• DOCUMENTO DI ORIGINE:
══════════════════════════════

Con le giacchette azzurre sopra le felpe, Billie Jean King e la Billie Jean King Cup ci eravamo lasciate un mercoledì di novembre 2024, in un piccolo stadio temporaneo eretto a Malaga per l’occasione. Non molto lontano, in un palazzetto che ha un nome, si giocava la Coppa Davis – anche quella vinta dall’Italia quattro giorni dopo, di domenica. Le nostre avevano trionfato contro la Slovacchia di Rebecca Šramková, e conquistato la quinta e insperata BJK cup.

«Questo sarebbe proprio il momento giusto per lasciare perché più di così non so cosa desiderare», aveva dichiarato Tathiana Garbin ai microfoni di SuperTennis, coperta dalle proteste delle giocatrici. Garbin aveva assunto il ruolo di capitana della Nazionale nel 2017, nel mezzo di un ricambio generazionale brutale. Dal 2006 al 2013 le tenniste italiane avevano conquistato quattro vittorie in cinque finali. Nella nostra storia tennistica, non c’era mai stato niente del genere prima e sembrava che non ci sarebbe stato nemmeno in futuro. Nel 2017, a soli quattro anni dall’ultima vittoria di BJK cup, la squadra era scivolata in serie C e i sogni di gloria erano lontanissimi. Il futuro, che per noi si è già compiuto un anno fa, era inimmaginabile e soprattutto irripetibile.

“Vincere è difficile, ma confermarsi lo è molto di più”, è uno di quegli assunti che vanno molto di moda tra sportivi e allenatori. Una di quelle frasi talmente vere da essere diventata luogo comune, quindi banale. Vale la pena ripeterla in ogni caso: le imprese creano aspettative roboanti che è sano ridimensionare, anche perché non si può vincere sempre – secondo, importante e orrendo luogo comune. Vale altrettanto la pena ripeterla perché quando l’impresa riesce, è una testimonianza di grandezza incontrovertibile.

══════════════════════════════

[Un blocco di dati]
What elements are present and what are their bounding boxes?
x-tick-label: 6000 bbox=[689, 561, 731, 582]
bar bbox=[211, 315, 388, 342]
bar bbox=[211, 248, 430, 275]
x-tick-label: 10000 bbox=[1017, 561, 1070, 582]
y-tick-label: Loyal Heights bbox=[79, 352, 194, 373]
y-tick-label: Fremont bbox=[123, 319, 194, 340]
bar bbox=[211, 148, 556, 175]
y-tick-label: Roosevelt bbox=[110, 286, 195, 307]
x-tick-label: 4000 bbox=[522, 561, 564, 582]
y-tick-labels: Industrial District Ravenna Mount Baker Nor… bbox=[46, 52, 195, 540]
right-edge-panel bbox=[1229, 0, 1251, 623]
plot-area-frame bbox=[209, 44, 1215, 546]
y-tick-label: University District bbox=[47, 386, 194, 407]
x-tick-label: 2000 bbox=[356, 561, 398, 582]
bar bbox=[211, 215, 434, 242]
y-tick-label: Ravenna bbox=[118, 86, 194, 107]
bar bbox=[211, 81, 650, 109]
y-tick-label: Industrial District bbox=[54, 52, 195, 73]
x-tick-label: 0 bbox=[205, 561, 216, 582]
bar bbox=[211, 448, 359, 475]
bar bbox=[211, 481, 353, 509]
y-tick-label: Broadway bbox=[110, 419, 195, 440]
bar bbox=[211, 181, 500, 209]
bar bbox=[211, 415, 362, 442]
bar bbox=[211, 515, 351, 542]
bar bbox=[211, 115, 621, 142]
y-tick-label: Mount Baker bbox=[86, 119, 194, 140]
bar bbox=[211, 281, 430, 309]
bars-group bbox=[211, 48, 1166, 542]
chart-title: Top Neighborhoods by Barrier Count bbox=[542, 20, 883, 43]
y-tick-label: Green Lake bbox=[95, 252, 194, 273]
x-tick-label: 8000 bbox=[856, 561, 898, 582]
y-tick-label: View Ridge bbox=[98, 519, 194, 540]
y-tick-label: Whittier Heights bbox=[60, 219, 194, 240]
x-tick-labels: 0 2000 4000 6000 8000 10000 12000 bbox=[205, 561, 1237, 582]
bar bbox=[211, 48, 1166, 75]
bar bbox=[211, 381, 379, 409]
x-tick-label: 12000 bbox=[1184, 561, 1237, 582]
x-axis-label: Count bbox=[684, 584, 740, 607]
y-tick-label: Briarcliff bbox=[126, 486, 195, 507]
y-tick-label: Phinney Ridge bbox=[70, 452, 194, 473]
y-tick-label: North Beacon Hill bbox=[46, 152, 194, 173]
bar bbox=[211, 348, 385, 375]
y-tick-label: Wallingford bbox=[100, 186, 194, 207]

══════════════════════════════

• AZIONI DA SVOLGERE:
a) Secondo l'articolo sulla Billie Jean King Cup, perché vale la pena ripetere la frase «Vincere è difficile, ma confermarsi lo è molto di più»? Rispondi in una-tre frasi.
b) Come si traduce in inglese questa frase dell'articolo sulla Billie Jean King Cup: «Garbin aveva assunto il ruolo di capitana della Nazionale nel 2017, nel mezzo di un ricambio generazionale brutale.»?
c) Trascrivi dall'articolo sulla Billie Jean King Cup il passo che comincia dalle parole «Con le giacchette» e fermati dopo «insperata BJK cup.».
L'elenco non serve per svolgere i compiti.

• RISPOSTE AI COMPITI:
a) Perché le imprese creano aspettative roboanti che è sano ridimensionare, anche perché non si può vincere sempre. Inoltre vale la pena ripeterla perché, quando l'impresa riesce, è una testimonianza di grandezza incontrovertibile.

b) Garbin had taken on the role of captain of the national team in 2017, in the middle of a brutal generational turnover.

c)
Con le giacchette azzurre sopra le felpe, Billie Jean King e la Billie Jean King Cup ci eravamo lasciate un mercoledì di novembre 2024, in un piccolo stadio temporaneo eretto a Malaga per l’occasione. Non molto lontano, in un palazzetto che ha un nome, si giocava la Coppa Davis – anche quella vinta dall’Italia quattro giorni dopo, di domenica. Le nostre avevano trionfato contro la Slovacchia di Rebecca Šramková, e conquistato la quinta e insperata BJK cup.